TEXTE CITÉ:
Madame la présidente, monsieur le secrétaire d'État, mes chers collègues, nous avions adopté, au mois de janvier dernier, cette proposition de loi relative à la création des maisons d’assistants maternels.
L’Assemblée nationale l’a examinée à son tour le mois dernier, et je me réjouis que l’ordre du jour du Sénat nous permette de nous prononcer aussi rapidement en deuxième lecture.
Malgré les efforts de notre pays en matière d’accueil des jeunes enfants, dont tout le monde sait qu’ils sont déjà considérables et exemplaires dans l’Union européenne, nous n’étions jamais parvenus, jusqu’à présent, à répondre à deux types de demandes.
C’était le cas, tout d’abord, des besoins des zones rurales. La plupart du temps, les petites communes ne disposent pas du budget nécessaire pour financer des crèches, et les assistantes maternelles craignent souvent l’isolement. Il est donc très difficile pour ces communes d’attirer de jeunes actifs, qui sont forcés, s’ils s’y installent, de choisir entre vie professionnelle et vie privée.
Les maisons d’assistants maternels changeront cette situation : compatibles avec les finances des petites communes, elles apporteront une réponse qu’aucun autre dispositif n’a été en mesure de proposer aux parents. Pour le milieu rural, elles constituent donc une petite révolution, qui devrait largement contribuer à atténuer les désavantages dont son attractivité pâtit.
Le second besoin qu’aucun mode de garde actuel ne parvient à satisfaire, c’est celui des parents qui ont des horaires de travail atypiques. Pour différentes raisons, que chacun peut imaginer, ni les crèches ni les assistantes maternelles seules n’acceptent d’accueillir des enfants à cinq ou six heures le matin pour les garder jusqu’à vingt-deux heures le soir.

EXTRAITS DES DONNÉES:
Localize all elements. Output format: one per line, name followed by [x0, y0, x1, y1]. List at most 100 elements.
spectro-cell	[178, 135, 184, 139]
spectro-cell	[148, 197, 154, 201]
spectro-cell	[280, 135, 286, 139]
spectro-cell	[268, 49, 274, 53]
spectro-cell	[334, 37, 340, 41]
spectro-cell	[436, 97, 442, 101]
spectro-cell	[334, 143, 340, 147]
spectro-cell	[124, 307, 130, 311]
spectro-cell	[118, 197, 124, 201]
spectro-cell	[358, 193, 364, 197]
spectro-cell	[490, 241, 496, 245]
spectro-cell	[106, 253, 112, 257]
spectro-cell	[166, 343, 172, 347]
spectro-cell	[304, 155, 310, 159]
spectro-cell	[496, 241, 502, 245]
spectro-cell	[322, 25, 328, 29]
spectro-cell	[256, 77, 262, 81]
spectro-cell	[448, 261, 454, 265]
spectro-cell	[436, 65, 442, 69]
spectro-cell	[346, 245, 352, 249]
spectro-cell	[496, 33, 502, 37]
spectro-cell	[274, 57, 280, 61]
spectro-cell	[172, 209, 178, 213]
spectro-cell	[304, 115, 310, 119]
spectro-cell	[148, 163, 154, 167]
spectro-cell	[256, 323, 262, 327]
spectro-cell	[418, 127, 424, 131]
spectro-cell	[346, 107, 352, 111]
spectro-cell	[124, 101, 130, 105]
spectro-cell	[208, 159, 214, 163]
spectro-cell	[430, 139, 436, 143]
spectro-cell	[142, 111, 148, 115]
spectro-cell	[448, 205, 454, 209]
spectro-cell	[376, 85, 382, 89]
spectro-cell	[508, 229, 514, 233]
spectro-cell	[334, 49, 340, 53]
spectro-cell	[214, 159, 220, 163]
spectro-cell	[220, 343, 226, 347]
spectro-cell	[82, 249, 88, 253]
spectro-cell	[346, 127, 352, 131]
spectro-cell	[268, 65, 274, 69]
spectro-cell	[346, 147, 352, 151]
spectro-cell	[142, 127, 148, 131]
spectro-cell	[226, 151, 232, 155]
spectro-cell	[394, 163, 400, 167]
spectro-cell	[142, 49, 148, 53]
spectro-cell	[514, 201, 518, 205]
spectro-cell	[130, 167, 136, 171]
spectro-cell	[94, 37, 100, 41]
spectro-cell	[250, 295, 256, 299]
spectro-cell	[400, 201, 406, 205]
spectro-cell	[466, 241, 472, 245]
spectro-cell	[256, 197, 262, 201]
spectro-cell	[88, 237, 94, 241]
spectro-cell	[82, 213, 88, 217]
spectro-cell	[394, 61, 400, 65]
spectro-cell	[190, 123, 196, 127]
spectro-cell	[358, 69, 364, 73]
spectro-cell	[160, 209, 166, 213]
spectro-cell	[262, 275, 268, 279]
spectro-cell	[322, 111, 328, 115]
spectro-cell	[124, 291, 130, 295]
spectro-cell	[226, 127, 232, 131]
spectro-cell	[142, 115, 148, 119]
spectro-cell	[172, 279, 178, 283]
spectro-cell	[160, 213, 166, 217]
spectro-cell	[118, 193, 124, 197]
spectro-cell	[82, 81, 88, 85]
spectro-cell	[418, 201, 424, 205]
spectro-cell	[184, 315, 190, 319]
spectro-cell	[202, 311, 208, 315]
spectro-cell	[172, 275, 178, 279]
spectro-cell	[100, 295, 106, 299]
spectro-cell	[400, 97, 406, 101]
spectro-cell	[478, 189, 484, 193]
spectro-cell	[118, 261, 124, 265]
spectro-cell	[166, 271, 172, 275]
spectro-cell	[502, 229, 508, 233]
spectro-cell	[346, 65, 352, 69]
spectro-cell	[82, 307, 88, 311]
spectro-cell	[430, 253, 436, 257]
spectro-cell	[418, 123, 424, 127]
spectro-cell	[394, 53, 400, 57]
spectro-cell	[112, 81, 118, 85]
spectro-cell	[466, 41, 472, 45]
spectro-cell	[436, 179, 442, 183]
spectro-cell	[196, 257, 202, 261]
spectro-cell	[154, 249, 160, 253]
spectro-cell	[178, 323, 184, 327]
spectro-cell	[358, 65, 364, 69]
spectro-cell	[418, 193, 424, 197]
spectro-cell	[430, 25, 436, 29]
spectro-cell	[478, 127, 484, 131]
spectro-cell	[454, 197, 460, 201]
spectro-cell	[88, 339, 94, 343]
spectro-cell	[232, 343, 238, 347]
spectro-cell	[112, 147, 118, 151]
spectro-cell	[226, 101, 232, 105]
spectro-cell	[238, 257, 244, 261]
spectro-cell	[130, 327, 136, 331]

CONSIGNE ÉCRITE 1:
D'après le discours sur les maisons d'assistants maternels, pourquoi les petites communes rurales ont-elles du mal à attirer de jeunes actifs ?
CONSIGNE ÉCRITE 2:
Recopiez, dans le discours sur les maisons d'assistants maternels, le passage qui s'ouvre sur les mots contenant « Les maisons d’assistants » et se ferme sur « son attractivité pâtit. ».
CONSIGNE ÉCRITE 3:
Rédigez la suite du discours sur les maisons d'assistants maternels à partir de sa dernière phrase.

RÉPONSE À LA CONSIGNE 1:
Les petites communes n'ont généralement pas le budget nécessaire pour financer des crèches, et les assistantes maternelles craignent souvent l'isolement. Les jeunes actifs qui s'y installent sont donc contraints de choisir entre vie professionnelle et vie privée.

RÉPONSE À LA CONSIGNE 2:
Les maisons d’assistants maternels changeront cette situation : compatibles avec les finances des petites communes, elles apporteront une réponse qu’aucun autre dispositif n’a été en mesure de proposer aux parents. Pour le milieu rural, elles constituent donc une petite révolution, qui devrait largement contribuer à atténuer les désavantages dont son attractivité pâtit.

RÉPONSE À LA CONSIGNE 3:
Bien sûr, il existe la garde à domicile, mais tout le monde sait combien son coût la rend sélective socialement. En revanche, les maisons d’assistants maternels, qui, pour les parents, ne sont ni plus ni moins coûteuses qu’une assistante maternelle travaillant à domicile, offrent une solution à chaque parent dont les horaires de travail sont atypiques, quel que soit son niveau de revenu. Là encore, ces maisons viennent pallier un manque que personne n’avait jusque-là pu combler.
C’est donc peu de dire, monsieur le secrétaire d'État, mes chers collègues, que la promulgation de cette proposition de loi est très attendue, non seulement des parents et des assistantes maternelles, mais aussi des collectivités.
Je me contenterai, d’un point de vue technique, de rappeler ses deux apports essentiels.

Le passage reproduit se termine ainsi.